## Given information
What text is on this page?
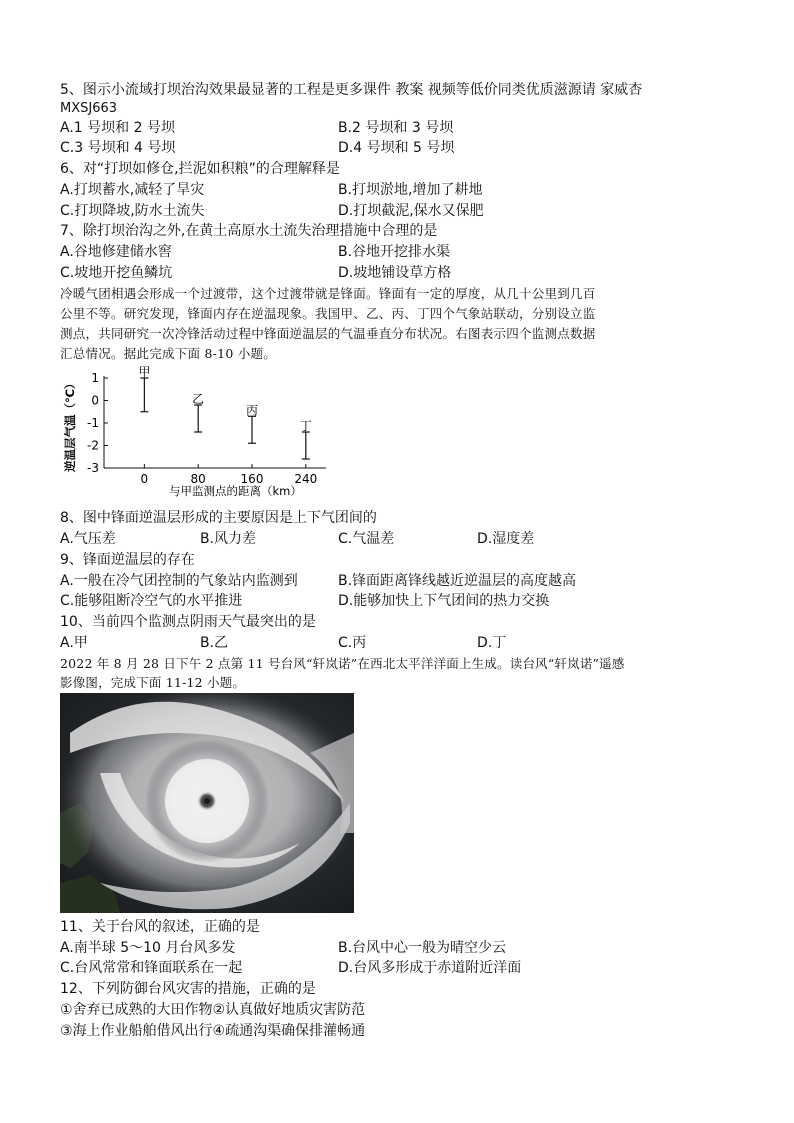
5、图示小流域打坝治沟效果最显著的工程是更多课件 教案 视频等低价同类优质滋源请 家威杏
MXSJ663
A.1 号坝和 2 号坝	B.2 号坝和 3 号坝
C.3 号坝和 4 号坝	D.4 号坝和 5 号坝
6、对“打坝如修仓,拦泥如积粮”的合理解释是
A.打坝蓄水,减轻了旱灾	B.打坝淤地,增加了耕地
C.打坝降坡,防水土流失	D.打坝截泥,保水又保肥
7、除打坝治沟之外,在黄土高原水土流失治理措施中合理的是
A.谷地修建储水窖	B.谷地开挖排水渠
C.坡地开挖鱼鳞坑	D.坡地铺设草方格
冷暖气团相遇会形成一个过渡带，这个过渡带就是锋面。锋面有一定的厚度，从几十公里到几百
公里不等。研究发现，锋面内存在逆温现象。我国甲、乙、丙、丁四个气象站联动，分别设立监
测点，共同研究一次冷锋活动过程中锋面逆温层的气温垂直分布状况。右图表示四个监测点数据
汇总情况。据此完成下面 8-10 小题。
1
0
-1
-2
-3
0	80	160	240
与甲监测点的距离（km）
逆温层气温（℃）
甲
乙
丙
丁
8、图中锋面逆温层形成的主要原因是上下气团间的
A.气压差	B.风力差	C.气温差	D.湿度差
9、锋面逆温层的存在
A.一般在冷气团控制的气象站内监测到	B.锋面距离锋线越近逆温层的高度越高
C.能够阻断冷空气的水平推进	D.能够加快上下气团间的热力交换
10、当前四个监测点阴雨天气最突出的是
A.甲	B.乙	C.丙	D.丁
2022 年 8 月 28 日下午 2 点第 11 号台风“轩岚诺”在西北太平洋洋面上生成。读台风“轩岚诺”遥感
影像图，完成下面 11-12 小题。
11、关于台风的叙述，正确的是
A.南半球 5～10 月台风多发	B.台风中心一般为晴空少云
C.台风常常和锋面联系在一起	D.台风多形成于赤道附近洋面
12、下列防御台风灾害的措施，正确的是
①舍弃已成熟的大田作物②认真做好地质灾害防范
③海上作业船舶借风出行④疏通沟渠确保排灌畅通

## Directive
Reproduce the material in full, word for word, and omit the pictures.

## Task answer
What text is on this page?
5、图示小流域打坝治沟效果最显著的工程是更多课件 教案 视频等低价同类优质滋源请 家威杏
MXSJ663
A.1 号坝和 2 号坝	B.2 号坝和 3 号坝
C.3 号坝和 4 号坝	D.4 号坝和 5 号坝
6、对“打坝如修仓,拦泥如积粮”的合理解释是
A.打坝蓄水,减轻了旱灾	B.打坝淤地,增加了耕地
C.打坝降坡,防水土流失	D.打坝截泥,保水又保肥
7、除打坝治沟之外,在黄土高原水土流失治理措施中合理的是
A.谷地修建储水窖	B.谷地开挖排水渠
C.坡地开挖鱼鳞坑	D.坡地铺设草方格
冷暖气团相遇会形成一个过渡带，这个过渡带就是锋面。锋面有一定的厚度，从几十公里到几百
公里不等。研究发现，锋面内存在逆温现象。我国甲、乙、丙、丁四个气象站联动，分别设立监
测点，共同研究一次冷锋活动过程中锋面逆温层的气温垂直分布状况。右图表示四个监测点数据
汇总情况。据此完成下面 8-10 小题。
1
0
-1
-2
-3
0	80	160	240
与甲监测点的距离（km）
逆温层气温（℃）
甲
乙
丙
丁
8、图中锋面逆温层形成的主要原因是上下气团间的
A.气压差	B.风力差	C.气温差	D.湿度差
9、锋面逆温层的存在
A.一般在冷气团控制的气象站内监测到	B.锋面距离锋线越近逆温层的高度越高
C.能够阻断冷空气的水平推进	D.能够加快上下气团间的热力交换
10、当前四个监测点阴雨天气最突出的是
A.甲	B.乙	C.丙	D.丁
2022 年 8 月 28 日下午 2 点第 11 号台风“轩岚诺”在西北太平洋洋面上生成。读台风“轩岚诺”遥感
影像图，完成下面 11-12 小题。
11、关于台风的叙述，正确的是
A.南半球 5～10 月台风多发	B.台风中心一般为晴空少云
C.台风常常和锋面联系在一起	D.台风多形成于赤道附近洋面
12、下列防御台风灾害的措施，正确的是
①舍弃已成熟的大田作物②认真做好地质灾害防范
③海上作业船舶借风出行④疏通沟渠确保排灌畅通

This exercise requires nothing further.